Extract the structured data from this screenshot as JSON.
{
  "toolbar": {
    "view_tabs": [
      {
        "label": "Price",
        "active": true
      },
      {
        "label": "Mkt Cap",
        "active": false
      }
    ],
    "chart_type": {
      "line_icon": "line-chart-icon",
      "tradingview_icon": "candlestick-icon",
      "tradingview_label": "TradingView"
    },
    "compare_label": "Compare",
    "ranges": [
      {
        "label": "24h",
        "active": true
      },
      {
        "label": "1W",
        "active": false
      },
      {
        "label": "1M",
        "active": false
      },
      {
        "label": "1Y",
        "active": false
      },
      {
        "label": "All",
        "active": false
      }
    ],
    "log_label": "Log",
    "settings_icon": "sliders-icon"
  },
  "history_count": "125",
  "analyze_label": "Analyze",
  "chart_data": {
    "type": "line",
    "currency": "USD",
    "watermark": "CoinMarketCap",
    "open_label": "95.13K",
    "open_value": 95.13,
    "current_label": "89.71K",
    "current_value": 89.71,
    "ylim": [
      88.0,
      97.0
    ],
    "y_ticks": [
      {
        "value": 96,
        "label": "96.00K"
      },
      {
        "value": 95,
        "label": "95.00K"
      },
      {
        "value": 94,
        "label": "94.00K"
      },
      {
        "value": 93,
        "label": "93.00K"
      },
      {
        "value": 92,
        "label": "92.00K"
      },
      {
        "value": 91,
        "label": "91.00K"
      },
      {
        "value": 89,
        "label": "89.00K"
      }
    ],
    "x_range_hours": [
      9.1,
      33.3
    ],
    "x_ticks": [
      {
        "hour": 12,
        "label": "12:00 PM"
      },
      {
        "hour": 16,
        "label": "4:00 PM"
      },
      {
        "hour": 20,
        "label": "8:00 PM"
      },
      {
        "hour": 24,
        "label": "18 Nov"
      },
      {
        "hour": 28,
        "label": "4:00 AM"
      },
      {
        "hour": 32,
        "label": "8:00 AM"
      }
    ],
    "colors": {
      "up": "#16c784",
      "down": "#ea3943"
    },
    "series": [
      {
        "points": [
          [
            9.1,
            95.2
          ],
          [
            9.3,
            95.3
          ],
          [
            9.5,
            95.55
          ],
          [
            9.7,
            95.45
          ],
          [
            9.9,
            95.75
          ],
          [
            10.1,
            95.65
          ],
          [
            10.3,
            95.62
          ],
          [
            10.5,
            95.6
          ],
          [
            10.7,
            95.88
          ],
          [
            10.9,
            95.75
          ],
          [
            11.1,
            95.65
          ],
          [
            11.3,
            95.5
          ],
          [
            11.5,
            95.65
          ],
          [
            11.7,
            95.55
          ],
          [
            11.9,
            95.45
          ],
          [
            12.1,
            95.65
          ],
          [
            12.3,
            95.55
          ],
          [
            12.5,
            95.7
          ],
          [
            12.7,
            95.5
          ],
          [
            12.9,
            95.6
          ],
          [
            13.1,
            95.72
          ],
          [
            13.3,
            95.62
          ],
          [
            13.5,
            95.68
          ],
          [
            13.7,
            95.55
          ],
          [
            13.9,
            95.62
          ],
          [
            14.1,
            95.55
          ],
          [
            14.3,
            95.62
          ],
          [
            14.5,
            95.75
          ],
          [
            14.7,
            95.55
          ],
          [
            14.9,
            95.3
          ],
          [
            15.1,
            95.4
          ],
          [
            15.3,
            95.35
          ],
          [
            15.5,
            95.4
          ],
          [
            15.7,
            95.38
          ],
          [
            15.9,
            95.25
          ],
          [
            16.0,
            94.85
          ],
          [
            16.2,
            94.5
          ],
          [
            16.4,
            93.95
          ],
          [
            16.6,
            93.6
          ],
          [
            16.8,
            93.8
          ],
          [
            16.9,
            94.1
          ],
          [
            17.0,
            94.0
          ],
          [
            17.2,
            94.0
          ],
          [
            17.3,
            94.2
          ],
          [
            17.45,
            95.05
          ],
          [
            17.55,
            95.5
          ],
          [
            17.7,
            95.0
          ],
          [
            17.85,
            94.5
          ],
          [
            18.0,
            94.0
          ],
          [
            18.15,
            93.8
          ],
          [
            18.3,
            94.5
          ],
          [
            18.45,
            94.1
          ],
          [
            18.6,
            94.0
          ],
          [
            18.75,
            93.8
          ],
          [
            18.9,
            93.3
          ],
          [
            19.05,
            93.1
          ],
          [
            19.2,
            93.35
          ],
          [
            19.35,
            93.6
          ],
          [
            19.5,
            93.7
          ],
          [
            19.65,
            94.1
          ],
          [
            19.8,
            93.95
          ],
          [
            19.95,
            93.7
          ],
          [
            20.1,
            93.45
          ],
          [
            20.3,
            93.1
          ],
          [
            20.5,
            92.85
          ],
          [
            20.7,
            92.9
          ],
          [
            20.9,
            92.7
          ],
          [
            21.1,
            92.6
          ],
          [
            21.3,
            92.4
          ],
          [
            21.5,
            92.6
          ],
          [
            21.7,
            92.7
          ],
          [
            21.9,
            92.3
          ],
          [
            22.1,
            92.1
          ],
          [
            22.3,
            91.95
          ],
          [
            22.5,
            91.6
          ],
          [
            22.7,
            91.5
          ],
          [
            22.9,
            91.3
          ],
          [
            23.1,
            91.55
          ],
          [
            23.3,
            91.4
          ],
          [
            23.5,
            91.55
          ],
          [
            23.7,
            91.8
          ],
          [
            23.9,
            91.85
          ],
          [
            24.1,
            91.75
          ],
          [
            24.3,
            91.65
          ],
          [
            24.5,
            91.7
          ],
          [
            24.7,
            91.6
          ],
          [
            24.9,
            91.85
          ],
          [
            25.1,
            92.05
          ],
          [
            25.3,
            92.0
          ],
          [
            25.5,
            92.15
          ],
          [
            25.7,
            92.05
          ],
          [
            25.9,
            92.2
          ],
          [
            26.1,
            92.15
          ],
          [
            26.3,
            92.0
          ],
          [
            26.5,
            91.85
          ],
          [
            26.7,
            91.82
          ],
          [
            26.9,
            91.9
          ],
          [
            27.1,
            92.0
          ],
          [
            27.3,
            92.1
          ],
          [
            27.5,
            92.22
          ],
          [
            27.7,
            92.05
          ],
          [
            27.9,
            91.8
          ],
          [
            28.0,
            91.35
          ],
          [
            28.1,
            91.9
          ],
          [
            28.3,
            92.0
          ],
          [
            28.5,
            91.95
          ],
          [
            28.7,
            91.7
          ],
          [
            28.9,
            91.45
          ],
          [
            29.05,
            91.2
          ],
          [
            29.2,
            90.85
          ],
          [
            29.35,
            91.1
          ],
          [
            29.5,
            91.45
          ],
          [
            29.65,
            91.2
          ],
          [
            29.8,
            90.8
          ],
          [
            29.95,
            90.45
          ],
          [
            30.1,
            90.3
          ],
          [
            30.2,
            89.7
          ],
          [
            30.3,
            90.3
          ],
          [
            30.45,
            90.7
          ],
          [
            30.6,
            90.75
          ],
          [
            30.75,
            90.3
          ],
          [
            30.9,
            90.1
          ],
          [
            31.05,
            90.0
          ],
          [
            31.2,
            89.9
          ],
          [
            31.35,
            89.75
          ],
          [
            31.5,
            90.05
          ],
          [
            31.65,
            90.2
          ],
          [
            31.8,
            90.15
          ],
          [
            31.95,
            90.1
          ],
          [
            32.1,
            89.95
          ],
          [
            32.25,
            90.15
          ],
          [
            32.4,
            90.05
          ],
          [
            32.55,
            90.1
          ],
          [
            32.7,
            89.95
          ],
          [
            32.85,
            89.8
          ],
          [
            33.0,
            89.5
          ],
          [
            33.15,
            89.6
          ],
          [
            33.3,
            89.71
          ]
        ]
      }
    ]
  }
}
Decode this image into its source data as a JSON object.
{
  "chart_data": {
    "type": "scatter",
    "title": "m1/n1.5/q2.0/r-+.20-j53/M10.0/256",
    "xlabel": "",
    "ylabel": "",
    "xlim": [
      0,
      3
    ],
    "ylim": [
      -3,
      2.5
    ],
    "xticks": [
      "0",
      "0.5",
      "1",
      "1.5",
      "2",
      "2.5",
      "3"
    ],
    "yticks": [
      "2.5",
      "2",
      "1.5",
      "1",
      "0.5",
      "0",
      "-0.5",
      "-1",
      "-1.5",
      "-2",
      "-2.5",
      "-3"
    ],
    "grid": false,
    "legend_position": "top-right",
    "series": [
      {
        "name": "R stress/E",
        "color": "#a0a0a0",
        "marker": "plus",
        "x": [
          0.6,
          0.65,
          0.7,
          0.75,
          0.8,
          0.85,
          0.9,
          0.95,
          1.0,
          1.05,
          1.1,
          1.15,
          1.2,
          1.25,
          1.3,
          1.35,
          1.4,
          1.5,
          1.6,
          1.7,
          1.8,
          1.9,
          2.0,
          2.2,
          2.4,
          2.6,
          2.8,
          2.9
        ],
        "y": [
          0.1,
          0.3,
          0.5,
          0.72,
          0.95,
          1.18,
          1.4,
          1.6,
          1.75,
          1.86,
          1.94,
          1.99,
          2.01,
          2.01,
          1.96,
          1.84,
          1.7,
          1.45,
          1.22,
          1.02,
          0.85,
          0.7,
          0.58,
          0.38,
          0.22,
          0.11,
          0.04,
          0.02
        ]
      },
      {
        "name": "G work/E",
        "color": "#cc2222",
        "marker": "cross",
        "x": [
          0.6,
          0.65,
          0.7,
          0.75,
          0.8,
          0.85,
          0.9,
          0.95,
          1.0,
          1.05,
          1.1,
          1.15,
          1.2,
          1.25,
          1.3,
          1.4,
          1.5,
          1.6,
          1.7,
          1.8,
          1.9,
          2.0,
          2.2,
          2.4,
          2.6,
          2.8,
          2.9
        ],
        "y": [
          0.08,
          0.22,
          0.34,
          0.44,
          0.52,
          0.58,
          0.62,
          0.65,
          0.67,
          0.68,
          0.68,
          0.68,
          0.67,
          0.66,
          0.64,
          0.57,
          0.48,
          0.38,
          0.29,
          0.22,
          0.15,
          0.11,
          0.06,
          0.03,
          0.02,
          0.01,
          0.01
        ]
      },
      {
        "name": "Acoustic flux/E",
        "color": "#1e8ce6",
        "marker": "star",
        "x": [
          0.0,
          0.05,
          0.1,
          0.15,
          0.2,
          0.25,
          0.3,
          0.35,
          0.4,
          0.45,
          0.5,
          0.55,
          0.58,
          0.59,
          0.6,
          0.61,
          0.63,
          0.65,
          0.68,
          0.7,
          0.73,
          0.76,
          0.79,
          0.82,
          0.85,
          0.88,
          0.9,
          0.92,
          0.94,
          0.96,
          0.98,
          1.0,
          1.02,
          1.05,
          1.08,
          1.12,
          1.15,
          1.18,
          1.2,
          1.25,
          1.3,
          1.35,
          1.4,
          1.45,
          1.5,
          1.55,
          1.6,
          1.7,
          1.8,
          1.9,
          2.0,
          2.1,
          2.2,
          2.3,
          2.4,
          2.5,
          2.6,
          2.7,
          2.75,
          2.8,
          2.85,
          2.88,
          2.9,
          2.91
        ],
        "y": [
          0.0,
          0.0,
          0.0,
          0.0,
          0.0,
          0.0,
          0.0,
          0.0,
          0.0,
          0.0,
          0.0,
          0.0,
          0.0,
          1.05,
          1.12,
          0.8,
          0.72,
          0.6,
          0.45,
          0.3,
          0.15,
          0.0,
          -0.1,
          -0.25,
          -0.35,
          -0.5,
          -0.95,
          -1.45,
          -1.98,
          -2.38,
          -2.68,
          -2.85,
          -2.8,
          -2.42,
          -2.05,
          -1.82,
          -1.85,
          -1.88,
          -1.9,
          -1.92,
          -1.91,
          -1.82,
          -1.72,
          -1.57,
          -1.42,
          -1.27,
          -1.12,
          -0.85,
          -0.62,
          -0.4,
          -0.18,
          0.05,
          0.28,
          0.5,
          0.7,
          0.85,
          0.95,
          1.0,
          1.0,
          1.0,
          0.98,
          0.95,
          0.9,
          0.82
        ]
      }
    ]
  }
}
□ □ □ □ □
### Exercise objective:
Give the number of lines in the records that contain the string "name", and nothing besides.

### Answer to the exercise:
3